WRITTEN TASK> Would you repeat the listing exactly but omit every picture?

# Start of RECORDS PROVIDED

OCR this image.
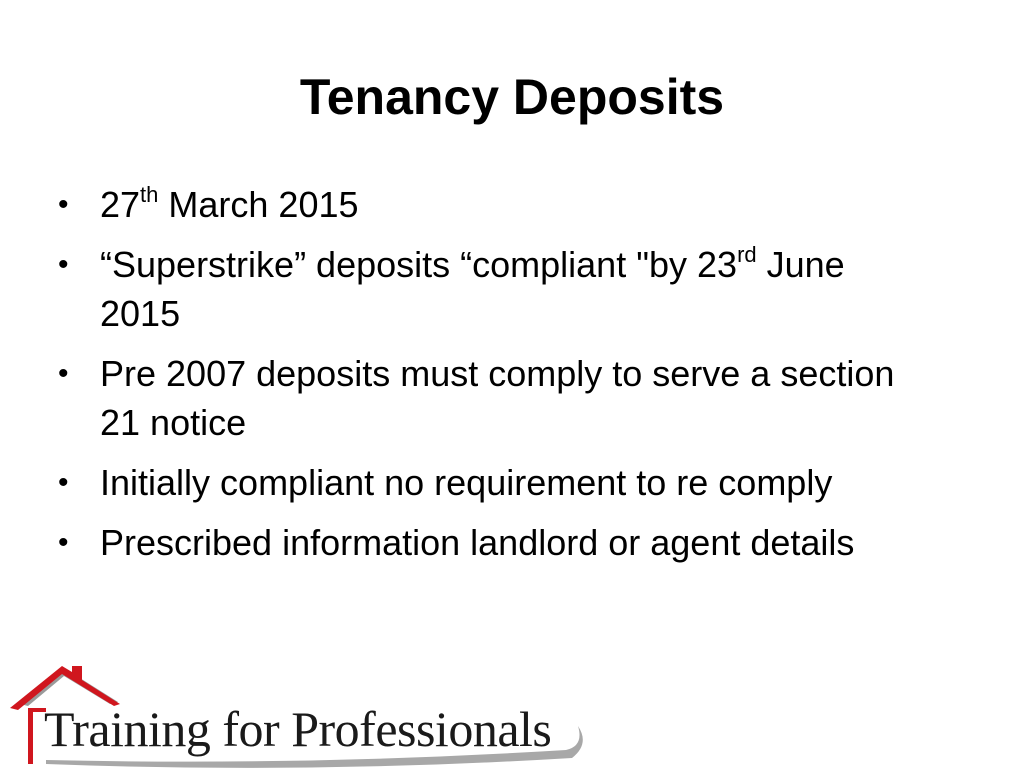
Tenancy Deposits
• 27th March 2015
• “Superstrike” deposits “compliant "by 23rd June 2015
• Pre 2007 deposits must comply to serve a section 21 notice
• Initially compliant no requirement to re comply
• Prescribed information landlord or agent details
Training for Professionals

# End of RECORDS PROVIDED

REPLY>
OCR this image.
Tenancy Deposits
• 27th March 2015
• “Superstrike” deposits “compliant "by 23rd June 2015
• Pre 2007 deposits must comply to serve a section 21 notice
• Initially compliant no requirement to re comply
• Prescribed information landlord or agent details
Training for Professionals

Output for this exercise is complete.